**PROMPT:** Work out the number of lines with "agua" in them. Reply with that number and no other words.
* start MATERIALS PROVIDED *
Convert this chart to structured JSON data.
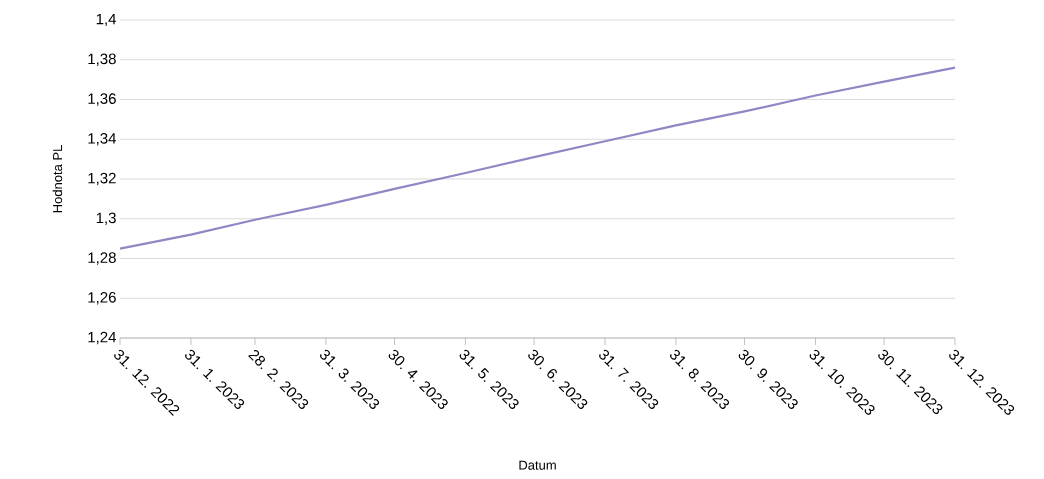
{
  "chart_data": {
    "type": "line",
    "xlabel": "Datum",
    "ylabel": "Hodnota PL",
    "x": [
      "2022-12-31",
      "2023-01-31",
      "2023-02-28",
      "2023-03-31",
      "2023-04-30",
      "2023-05-31",
      "2023-06-30",
      "2023-07-31",
      "2023-08-31",
      "2023-09-30",
      "2023-10-31",
      "2023-11-30",
      "2023-12-31"
    ],
    "series": [
      {
        "color": "#9485c4",
        "values": [
          1.285,
          1.292,
          1.2995,
          1.307,
          1.315,
          1.323,
          1.331,
          1.339,
          1.347,
          1.354,
          1.362,
          1.369,
          1.376
        ]
      }
    ],
    "xlim": [
      "2022-12-31",
      "2023-12-31"
    ],
    "xticks": [
      {
        "value": "2022-12-31",
        "label": "31. 12. 2022"
      },
      {
        "value": "2023-01-31",
        "label": "31. 1. 2023"
      },
      {
        "value": "2023-02-28",
        "label": "28. 2. 2023"
      },
      {
        "value": "2023-03-31",
        "label": "31. 3. 2023"
      },
      {
        "value": "2023-04-30",
        "label": "30. 4. 2023"
      },
      {
        "value": "2023-05-31",
        "label": "31. 5. 2023"
      },
      {
        "value": "2023-06-30",
        "label": "30. 6. 2023"
      },
      {
        "value": "2023-07-31",
        "label": "31. 7. 2023"
      },
      {
        "value": "2023-08-31",
        "label": "31. 8. 2023"
      },
      {
        "value": "2023-09-30",
        "label": "30. 9. 2023"
      },
      {
        "value": "2023-10-31",
        "label": "31. 10. 2023"
      },
      {
        "value": "2023-11-30",
        "label": "30. 11. 2023"
      },
      {
        "value": "2023-12-31",
        "label": "31. 12. 2023"
      }
    ],
    "ylim": [
      1.24,
      1.4
    ],
    "yticks": [
      {
        "value": 1.24,
        "label": "1,24"
      },
      {
        "value": 1.26,
        "label": "1,26"
      },
      {
        "value": 1.28,
        "label": "1,28"
      },
      {
        "value": 1.3,
        "label": "1,3"
      },
      {
        "value": 1.32,
        "label": "1,32"
      },
      {
        "value": 1.34,
        "label": "1,34"
      },
      {
        "value": 1.36,
        "label": "1,36"
      },
      {
        "value": 1.38,
        "label": "1,38"
      },
      {
        "value": 1.4,
        "label": "1,4"
      }
    ],
    "grid": "y"
  }
}
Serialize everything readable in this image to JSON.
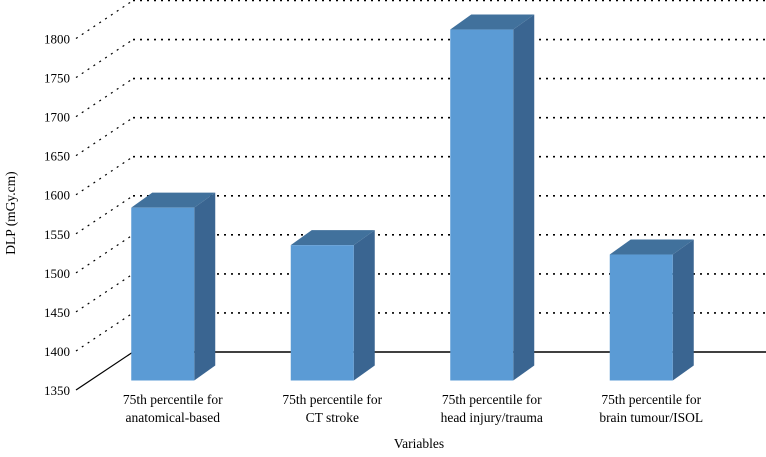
{
  "chart_data": {
    "type": "bar",
    "title": "",
    "xlabel": "Variables",
    "ylabel": "DLP (mGy.cm)",
    "ylim": [
      1350,
      1800
    ],
    "yticks": [
      1350,
      1400,
      1450,
      1500,
      1550,
      1600,
      1650,
      1700,
      1750,
      1800
    ],
    "grid": true,
    "categories": [
      [
        "75th percentile for",
        "anatomical-based"
      ],
      [
        "75th percentile for",
        "CT stroke"
      ],
      [
        "75th percentile for",
        "head injury/trauma"
      ],
      [
        "75th percentile for",
        "brain tumour/ISOL"
      ]
    ],
    "values": [
      1570,
      1522,
      1798,
      1510
    ],
    "colors": {
      "bar_front": "#5b9bd5",
      "bar_top": "#41719c",
      "bar_side": "#3a6591"
    }
  }
}
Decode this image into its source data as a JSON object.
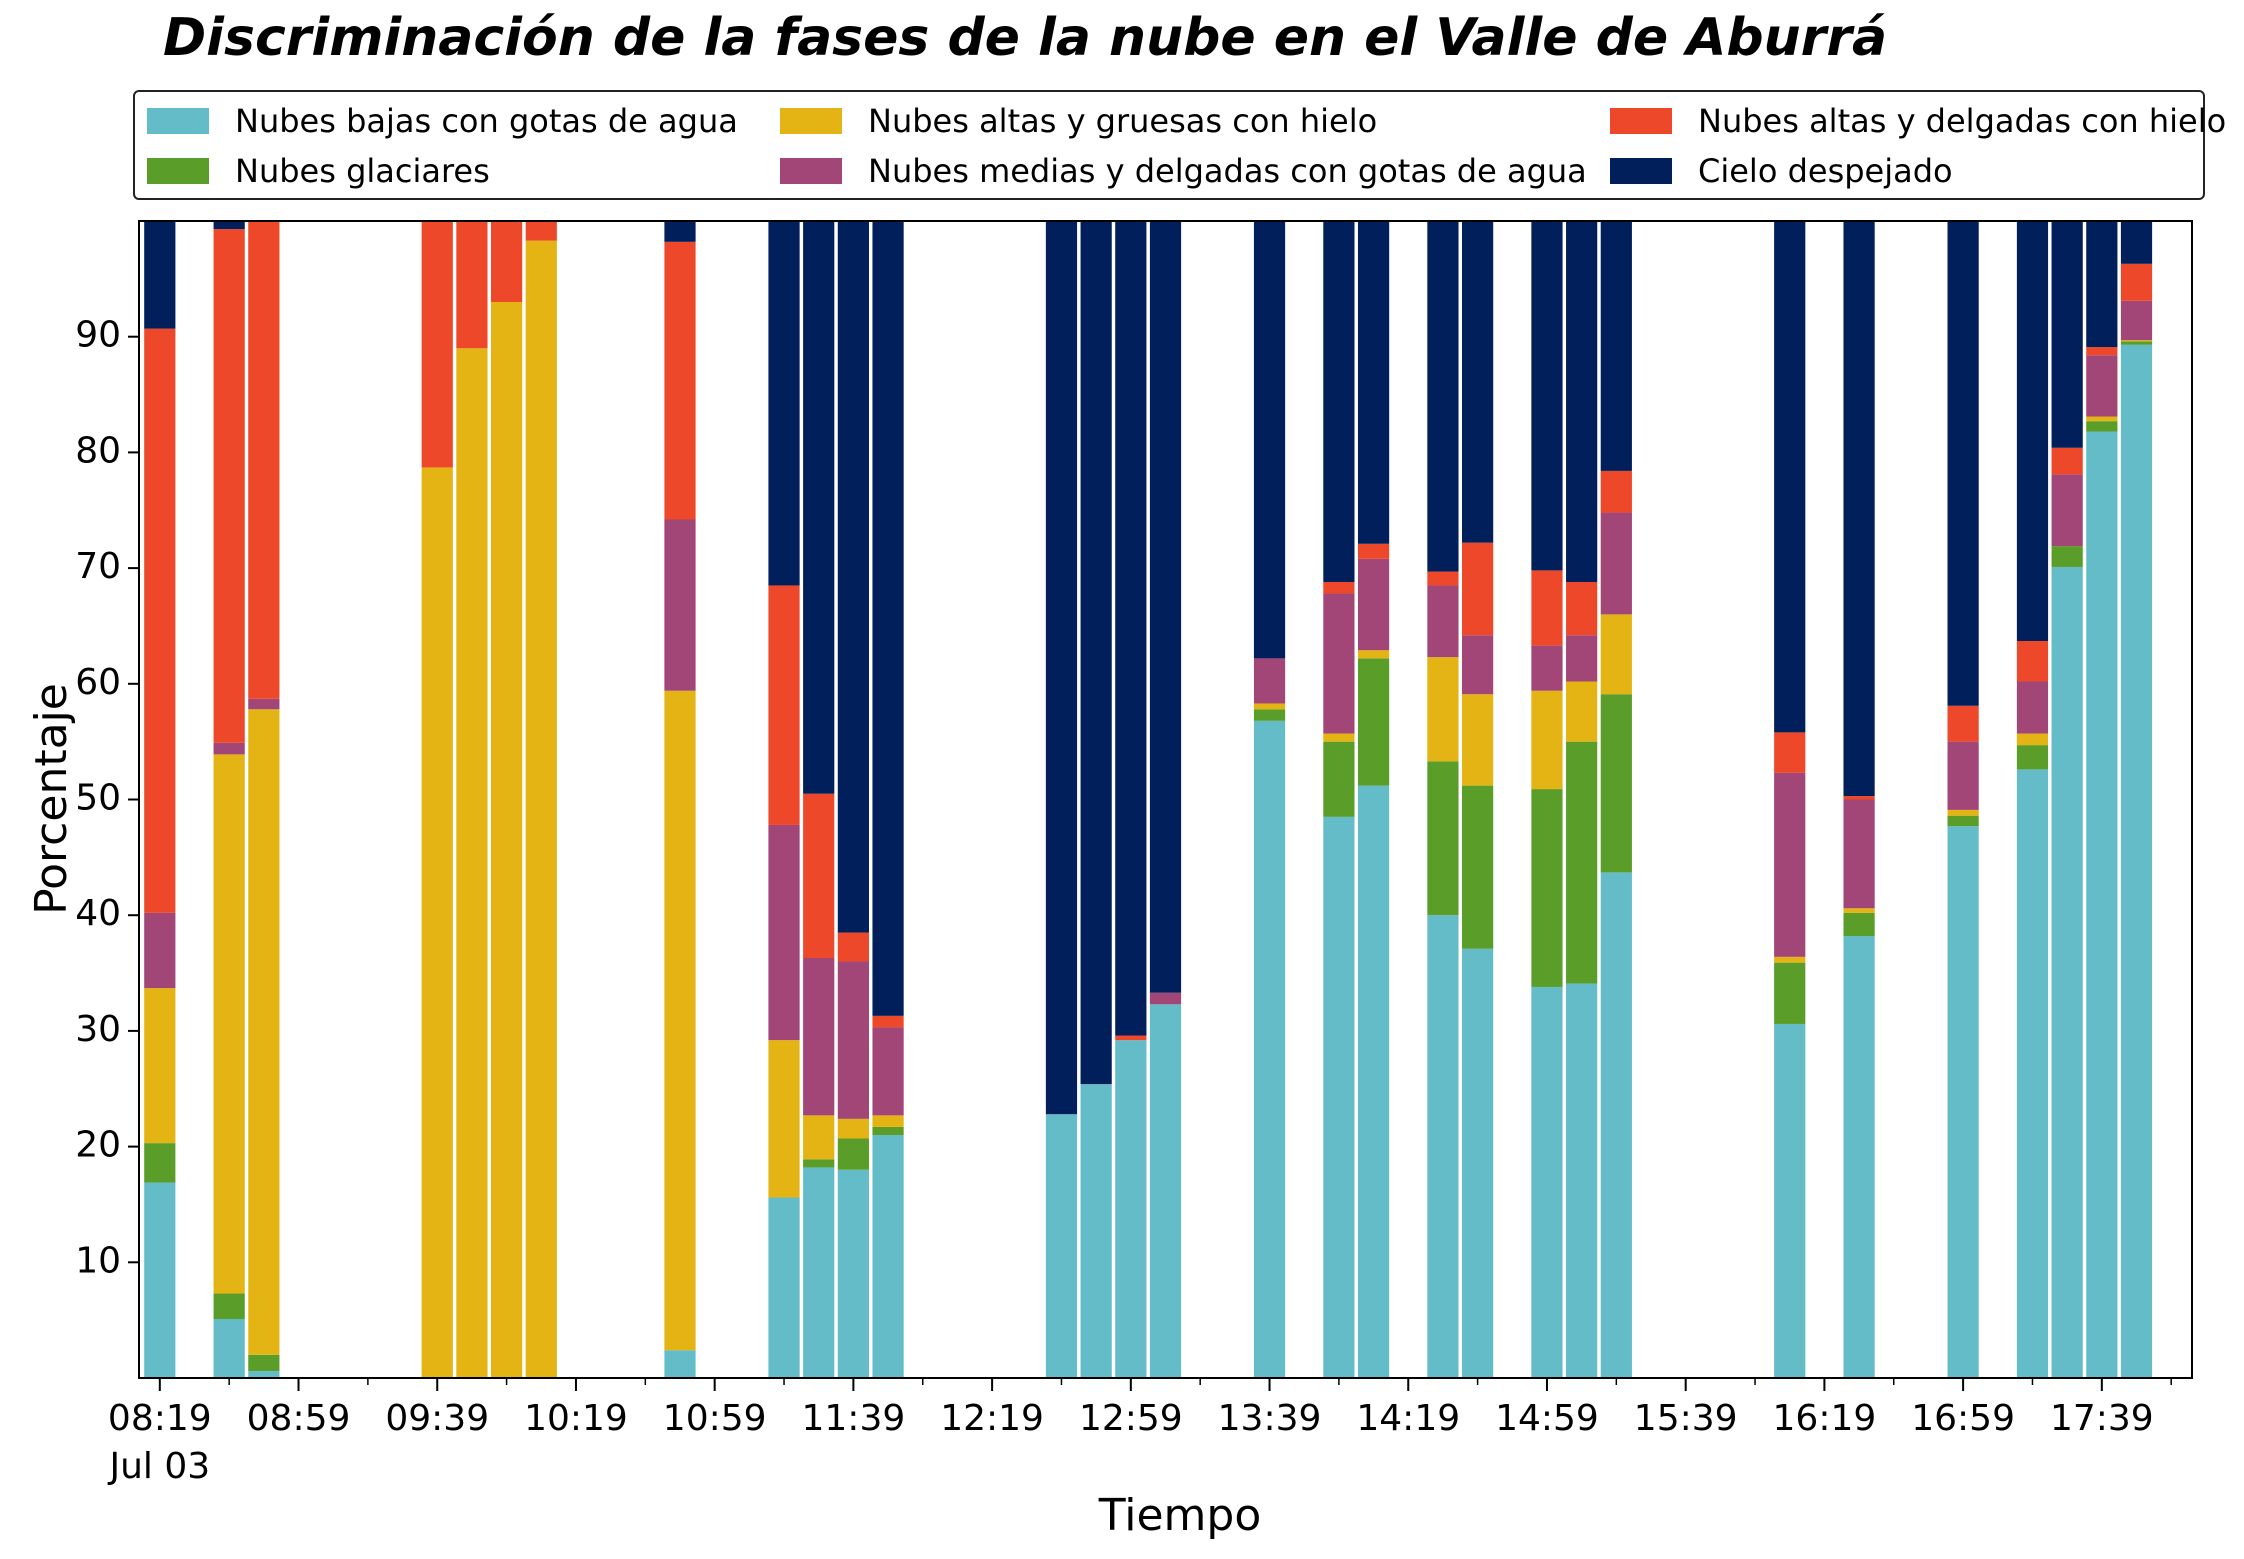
{
  "chart_data": {
    "type": "bar",
    "stacked": true,
    "title": "Discriminación de la fases de la nube en el Valle de Aburrá",
    "xlabel": "Tiempo",
    "ylabel": "Porcentaje",
    "ylim": [
      0,
      100
    ],
    "yticks": [
      10,
      20,
      30,
      40,
      50,
      60,
      70,
      80,
      90
    ],
    "grid": false,
    "legend_position": "top",
    "x_range": [
      "08:13",
      "18:05"
    ],
    "xticks": [
      {
        "t": "08:19",
        "label": "08:19",
        "sublabel": "Jul 03"
      },
      {
        "t": "08:59",
        "label": "08:59"
      },
      {
        "t": "09:39",
        "label": "09:39"
      },
      {
        "t": "10:19",
        "label": "10:19"
      },
      {
        "t": "10:59",
        "label": "10:59"
      },
      {
        "t": "11:39",
        "label": "11:39"
      },
      {
        "t": "12:19",
        "label": "12:19"
      },
      {
        "t": "12:59",
        "label": "12:59"
      },
      {
        "t": "13:39",
        "label": "13:39"
      },
      {
        "t": "14:19",
        "label": "14:19"
      },
      {
        "t": "14:59",
        "label": "14:59"
      },
      {
        "t": "15:39",
        "label": "15:39"
      },
      {
        "t": "16:19",
        "label": "16:19"
      },
      {
        "t": "16:59",
        "label": "16:59"
      },
      {
        "t": "17:39",
        "label": "17:39"
      }
    ],
    "minor_ticks": [
      "08:39",
      "09:19",
      "09:59",
      "10:39",
      "11:19",
      "11:59",
      "12:39",
      "13:19",
      "13:59",
      "14:39",
      "15:19",
      "15:59",
      "16:39",
      "17:19",
      "17:59"
    ],
    "bar_width_minutes": 9,
    "series": [
      {
        "name": "Nubes bajas con gotas de agua",
        "color": "#64BCC8"
      },
      {
        "name": "Nubes glaciares",
        "color": "#5A9E29"
      },
      {
        "name": "Nubes altas y gruesas con hielo",
        "color": "#E3B414"
      },
      {
        "name": "Nubes medias y delgadas con gotas de agua",
        "color": "#A24577"
      },
      {
        "name": "Nubes altas y delgadas con hielo",
        "color": "#EE482B"
      },
      {
        "name": "Cielo despejado",
        "color": "#001F5B"
      }
    ],
    "bars": [
      {
        "t": "08:19",
        "values": [
          16.9,
          3.4,
          13.4,
          6.5,
          50.5,
          9.3
        ]
      },
      {
        "t": "08:39",
        "values": [
          5.1,
          2.2,
          46.6,
          1.0,
          44.4,
          0.7
        ]
      },
      {
        "t": "08:49",
        "values": [
          0.6,
          1.4,
          55.8,
          0.9,
          41.3,
          0.0
        ]
      },
      {
        "t": "09:39",
        "values": [
          0,
          0,
          78.7,
          0,
          21.3,
          0
        ]
      },
      {
        "t": "09:49",
        "values": [
          0,
          0,
          89.0,
          0,
          11.0,
          0
        ]
      },
      {
        "t": "09:59",
        "values": [
          0,
          0,
          93.0,
          0,
          7.0,
          0
        ]
      },
      {
        "t": "10:09",
        "values": [
          0,
          0,
          98.3,
          0,
          1.7,
          0
        ]
      },
      {
        "t": "10:49",
        "values": [
          2.4,
          0,
          57.0,
          14.8,
          24.0,
          1.8
        ]
      },
      {
        "t": "11:19",
        "values": [
          15.6,
          0,
          13.6,
          18.6,
          20.7,
          31.5
        ]
      },
      {
        "t": "11:29",
        "values": [
          18.2,
          0.7,
          3.8,
          13.6,
          14.2,
          49.5
        ]
      },
      {
        "t": "11:39",
        "values": [
          18.0,
          2.7,
          1.7,
          13.6,
          2.5,
          61.5
        ]
      },
      {
        "t": "11:49",
        "values": [
          21.0,
          0.7,
          1.0,
          7.6,
          1.0,
          68.7
        ]
      },
      {
        "t": "12:39",
        "values": [
          22.8,
          0,
          0,
          0,
          0,
          77.2
        ]
      },
      {
        "t": "12:49",
        "values": [
          25.4,
          0,
          0,
          0,
          0,
          74.6
        ]
      },
      {
        "t": "12:59",
        "values": [
          29.2,
          0,
          0,
          0,
          0.4,
          70.4
        ]
      },
      {
        "t": "13:09",
        "values": [
          32.3,
          0,
          0,
          1.0,
          0,
          66.7
        ]
      },
      {
        "t": "13:39",
        "values": [
          56.8,
          1.0,
          0.5,
          3.9,
          0,
          37.8
        ]
      },
      {
        "t": "13:59",
        "values": [
          48.5,
          6.5,
          0.7,
          12.1,
          1.0,
          31.2
        ]
      },
      {
        "t": "14:09",
        "values": [
          51.2,
          11.0,
          0.7,
          7.9,
          1.3,
          27.9
        ]
      },
      {
        "t": "14:29",
        "values": [
          40.0,
          13.3,
          9.0,
          6.2,
          1.2,
          30.3
        ]
      },
      {
        "t": "14:39",
        "values": [
          37.1,
          14.1,
          7.9,
          5.1,
          8.0,
          27.8
        ]
      },
      {
        "t": "14:59",
        "values": [
          33.8,
          17.1,
          8.5,
          3.9,
          6.5,
          30.2
        ]
      },
      {
        "t": "15:09",
        "values": [
          34.1,
          20.9,
          5.2,
          4.0,
          4.6,
          31.2
        ]
      },
      {
        "t": "15:19",
        "values": [
          43.7,
          15.4,
          6.9,
          8.8,
          3.6,
          21.6
        ]
      },
      {
        "t": "16:09",
        "values": [
          30.6,
          5.3,
          0.5,
          15.9,
          3.5,
          44.2
        ]
      },
      {
        "t": "16:29",
        "values": [
          38.2,
          2.0,
          0.4,
          9.4,
          0.3,
          49.7
        ]
      },
      {
        "t": "16:59",
        "values": [
          47.7,
          0.9,
          0.5,
          5.9,
          3.1,
          41.9
        ]
      },
      {
        "t": "17:19",
        "values": [
          52.6,
          2.1,
          1.0,
          4.5,
          3.5,
          36.3
        ]
      },
      {
        "t": "17:29",
        "values": [
          70.1,
          1.8,
          0,
          6.2,
          2.3,
          19.6
        ]
      },
      {
        "t": "17:39",
        "values": [
          81.8,
          0.9,
          0.4,
          5.3,
          0.7,
          10.9
        ]
      },
      {
        "t": "17:49",
        "values": [
          89.3,
          0.3,
          0.1,
          3.4,
          3.2,
          3.7
        ]
      }
    ]
  }
}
* end MATERIALS PROVIDED *
**COMPLETED TASK:** 2